━━━━━ PROVIDED DATA

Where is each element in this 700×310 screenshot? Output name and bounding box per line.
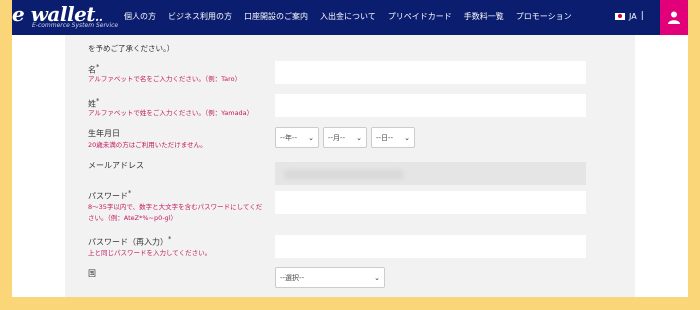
nav-deposit-withdrawal[interactable]: 入出金について bbox=[320, 11, 376, 22]
logo-prefix: e bbox=[12, 2, 25, 26]
email-value-redacted bbox=[284, 170, 404, 179]
country-label: 国 bbox=[88, 269, 96, 278]
first-name-hint: アルファベットで名をご入力ください。（例：Taro） bbox=[88, 75, 242, 83]
birth-month-value: --月-- bbox=[328, 133, 346, 142]
nav-account-opening[interactable]: 口座開設のご案内 bbox=[244, 11, 308, 22]
password-hint-line1: 8〜35字以内で、数字と大文字を含むパスワードにしてくだ bbox=[88, 203, 263, 211]
chevron-down-icon: ⌄ bbox=[404, 133, 410, 142]
password-confirm-hint: 上と同じパスワードを入力してください。 bbox=[88, 249, 212, 257]
password-hint-line2: さい。（例：AteZ*%~p0-gl） bbox=[88, 214, 177, 222]
password-confirm-label: パスワード（再入力）* bbox=[88, 235, 172, 247]
birth-year-value: --年-- bbox=[280, 133, 298, 142]
nav-promotion[interactable]: プロモーション bbox=[516, 11, 572, 22]
birth-day-select[interactable]: --日-- ⌄ bbox=[371, 127, 415, 148]
birth-year-select[interactable]: --年-- ⌄ bbox=[275, 127, 319, 148]
main-nav: 個人の方 ビジネス利用の方 口座開設のご案内 入出金について プリペイドカード … bbox=[124, 11, 572, 22]
top-navbar: e wallet.. E-commerce System Service 個人の… bbox=[12, 0, 688, 35]
nav-prepaid-card[interactable]: プリペイドカード bbox=[388, 11, 452, 22]
browser-frame: e wallet.. E-commerce System Service 個人の… bbox=[12, 0, 688, 297]
chevron-down-icon: ⌄ bbox=[356, 133, 362, 142]
password-confirm-input[interactable] bbox=[275, 235, 586, 258]
language-selector[interactable]: JA | bbox=[615, 11, 644, 21]
last-name-hint: アルファベットで姓をご入力ください。（例：Yamada） bbox=[88, 109, 254, 117]
chevron-down-icon: ⌄ bbox=[308, 133, 314, 142]
nav-fees[interactable]: 手数料一覧 bbox=[464, 11, 504, 22]
birthday-label: 生年月日 bbox=[88, 129, 120, 138]
birth-day-value: --日-- bbox=[376, 133, 394, 142]
country-selected-value: --選択-- bbox=[280, 273, 305, 282]
user-account-button[interactable] bbox=[660, 0, 688, 35]
email-label: メールアドレス bbox=[88, 161, 144, 170]
nav-business[interactable]: ビジネス利用の方 bbox=[168, 11, 232, 22]
country-select[interactable]: --選択-- ⌄ bbox=[275, 267, 385, 288]
japan-flag-icon bbox=[615, 12, 625, 20]
birth-month-select[interactable]: --月-- ⌄ bbox=[323, 127, 367, 148]
language-separator: | bbox=[640, 11, 644, 21]
nav-individual[interactable]: 個人の方 bbox=[124, 11, 156, 22]
chevron-down-icon: ⌄ bbox=[374, 273, 380, 282]
logo-tagline: E-commerce System Service bbox=[32, 22, 119, 29]
language-code: JA bbox=[629, 11, 637, 21]
birthday-hint: 20歳未満の方はご利用いただけません。 bbox=[88, 141, 207, 149]
password-input[interactable] bbox=[275, 191, 586, 214]
password-label: パスワード* bbox=[88, 189, 132, 201]
last-name-input[interactable] bbox=[275, 94, 586, 117]
first-name-input[interactable] bbox=[275, 61, 586, 84]
user-icon bbox=[668, 11, 680, 24]
intro-text-tail: を予めご了承ください。） bbox=[88, 44, 175, 53]
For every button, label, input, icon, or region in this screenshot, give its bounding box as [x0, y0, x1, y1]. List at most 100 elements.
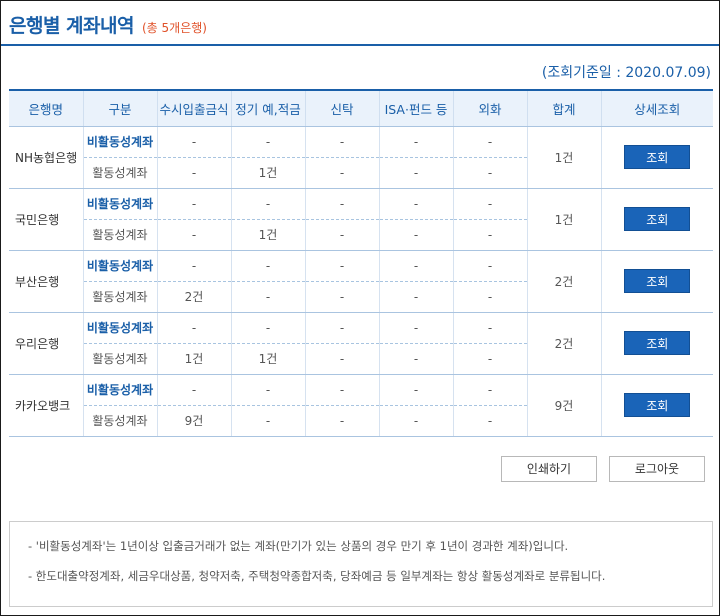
total-count: 2건 — [526, 250, 601, 313]
column-header: 은행명 — [9, 89, 83, 127]
active-account-label: 활동성계좌 — [82, 281, 157, 313]
account-count-cell: 1건 — [230, 343, 305, 375]
account-count-cell: 2건 — [156, 281, 231, 313]
account-count-cell: - — [230, 374, 305, 406]
account-count-cell: - — [304, 250, 379, 282]
account-count-cell: - — [230, 126, 305, 158]
total-count: 9건 — [526, 374, 601, 437]
inactive-account-label[interactable]: 비활동성계좌 — [82, 312, 157, 344]
account-count-cell: - — [304, 126, 379, 158]
detail-cell: 조회 — [600, 374, 713, 437]
account-count-cell: - — [452, 188, 527, 220]
column-header: 상세조회 — [600, 89, 713, 127]
account-count-cell: - — [378, 157, 453, 189]
account-count-cell: - — [156, 250, 231, 282]
account-count-cell: - — [452, 374, 527, 406]
account-count-cell: - — [378, 188, 453, 220]
account-count-cell: - — [452, 343, 527, 375]
account-count-cell: - — [304, 405, 379, 437]
account-count-cell: - — [304, 157, 379, 189]
notice-inactive-definition: - '비활동성계좌'는 1년이상 입출금거래가 없는 계좌(만기가 있는 상품의… — [28, 539, 569, 553]
account-count-cell: - — [156, 188, 231, 220]
column-header: 정기 예,적금 — [230, 89, 305, 127]
account-count-cell: - — [304, 281, 379, 313]
account-count-cell: - — [156, 157, 231, 189]
total-count: 2건 — [526, 312, 601, 375]
account-count-cell: - — [452, 281, 527, 313]
account-count-cell: - — [304, 312, 379, 344]
account-count-cell: - — [378, 219, 453, 251]
account-count-cell: - — [452, 157, 527, 189]
account-count-cell: - — [156, 219, 231, 251]
inactive-account-label[interactable]: 비활동성계좌 — [82, 126, 157, 158]
account-count-cell: 9건 — [156, 405, 231, 437]
account-count-cell: - — [230, 312, 305, 344]
account-count-cell: 1건 — [230, 219, 305, 251]
table-row: 국민은행 비활동성계좌 - - - - -1건 조회 — [9, 188, 713, 251]
account-count-cell: - — [230, 188, 305, 220]
active-account-label: 활동성계좌 — [82, 405, 157, 437]
account-count-cell: 1건 — [156, 343, 231, 375]
table-body: NH농협은행 비활동성계좌 - - - - -1건 조회 활동성계좌 -1건 - - - 국민은행 비활동성… — [9, 126, 713, 437]
view-detail-button[interactable]: 조회 — [624, 145, 691, 169]
query-date: (조회기준일 : 2020.07.09) — [541, 65, 711, 81]
account-count-cell: - — [304, 188, 379, 220]
column-header: ISA·펀드 등 — [378, 89, 453, 127]
detail-cell: 조회 — [600, 312, 713, 375]
column-header: 수시입출금식 — [156, 89, 231, 127]
account-count-cell: - — [378, 126, 453, 158]
detail-cell: 조회 — [600, 126, 713, 189]
notice-box: - '비활동성계좌'는 1년이상 입출금거래가 없는 계좌(만기가 있는 상품의… — [9, 521, 713, 607]
view-detail-button[interactable]: 조회 — [624, 207, 691, 231]
view-detail-button[interactable]: 조회 — [624, 269, 691, 293]
notice-always-active: - 한도대출약정계좌, 세금우대상품, 청약저축, 주택청약종합저축, 당좌예금… — [28, 569, 606, 583]
inactive-account-label[interactable]: 비활동성계좌 — [82, 188, 157, 220]
table-row: 우리은행 비활동성계좌 - - - - -2건 조회 — [9, 312, 713, 375]
page-title: 은행별 계좌내역 — [9, 15, 134, 37]
active-account-label: 활동성계좌 — [82, 157, 157, 189]
account-count-cell: 1건 — [230, 157, 305, 189]
column-header: 외화 — [452, 89, 527, 127]
action-buttons: 인쇄하기 로그아웃 — [501, 456, 705, 482]
bank-name: 부산은행 — [9, 250, 83, 313]
account-count-cell: - — [452, 405, 527, 437]
bank-name: 카카오뱅크 — [9, 374, 83, 437]
account-table: 은행명 구분 수시입출금식 정기 예,적금 신탁 ISA·펀드 등 외화 합계 상세조회 NH농… — [9, 89, 713, 437]
account-count-cell: - — [156, 126, 231, 158]
active-account-label: 활동성계좌 — [82, 343, 157, 375]
view-detail-button[interactable]: 조회 — [624, 331, 691, 355]
inactive-account-label[interactable]: 비활동성계좌 — [82, 374, 157, 406]
account-count-cell: - — [452, 126, 527, 158]
table-row: 카카오뱅크 비활동성계좌 - - - - -9건 조회 — [9, 374, 713, 437]
column-header: 구분 — [82, 89, 157, 127]
inactive-account-label[interactable]: 비활동성계좌 — [82, 250, 157, 282]
account-count-cell: - — [452, 312, 527, 344]
account-count-cell: - — [378, 281, 453, 313]
account-count-cell: - — [304, 343, 379, 375]
logout-button[interactable]: 로그아웃 — [609, 456, 705, 482]
bank-name: NH농협은행 — [9, 126, 83, 189]
account-count-cell: - — [378, 374, 453, 406]
bank-name: 우리은행 — [9, 312, 83, 375]
page-frame: 은행별 계좌내역 (총 5개은행) (조회기준일 : 2020.07.09) 은… — [0, 0, 720, 616]
total-count: 1건 — [526, 126, 601, 189]
account-count-cell: - — [230, 250, 305, 282]
account-count-cell: - — [304, 374, 379, 406]
print-button[interactable]: 인쇄하기 — [501, 456, 597, 482]
account-count-cell: - — [230, 281, 305, 313]
bank-name: 국민은행 — [9, 188, 83, 251]
header-divider — [1, 44, 719, 46]
account-count-cell: - — [378, 405, 453, 437]
account-count-cell: - — [378, 343, 453, 375]
table-row: 부산은행 비활동성계좌 - - - - -2건 조회 — [9, 250, 713, 313]
account-count-cell: - — [230, 405, 305, 437]
table-row: NH농협은행 비활동성계좌 - - - - -1건 조회 — [9, 126, 713, 189]
view-detail-button[interactable]: 조회 — [624, 393, 691, 417]
detail-cell: 조회 — [600, 250, 713, 313]
account-count-cell: - — [378, 312, 453, 344]
account-count-cell: - — [378, 250, 453, 282]
account-count-cell: - — [452, 250, 527, 282]
account-count-cell: - — [452, 219, 527, 251]
total-count: 1건 — [526, 188, 601, 251]
detail-cell: 조회 — [600, 188, 713, 251]
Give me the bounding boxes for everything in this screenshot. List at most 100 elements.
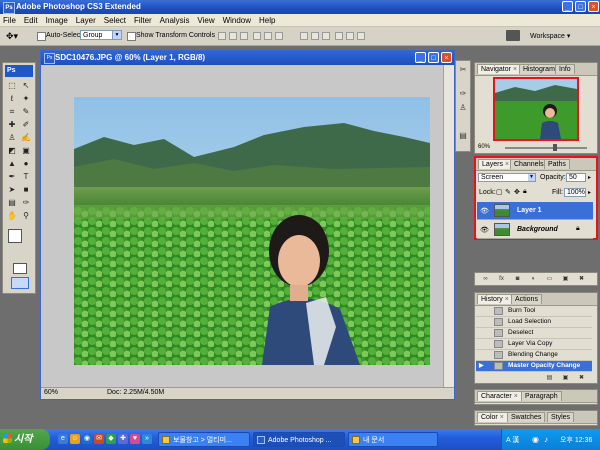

━━━━━━━━━━

*WHAT IS ASKED*.
Pull out each row above that contains the string "상세조회" and reproduce those rows unchanged, one per line.

*RESPONSE*.
column-header: 상세조회 — [600, 89, 713, 127]
account-table: 은행명 구분 수시입출금식 정기 예,적금 신탁 ISA·펀드 등 외화 합계 상세조회 NH농… — [9, 89, 713, 437]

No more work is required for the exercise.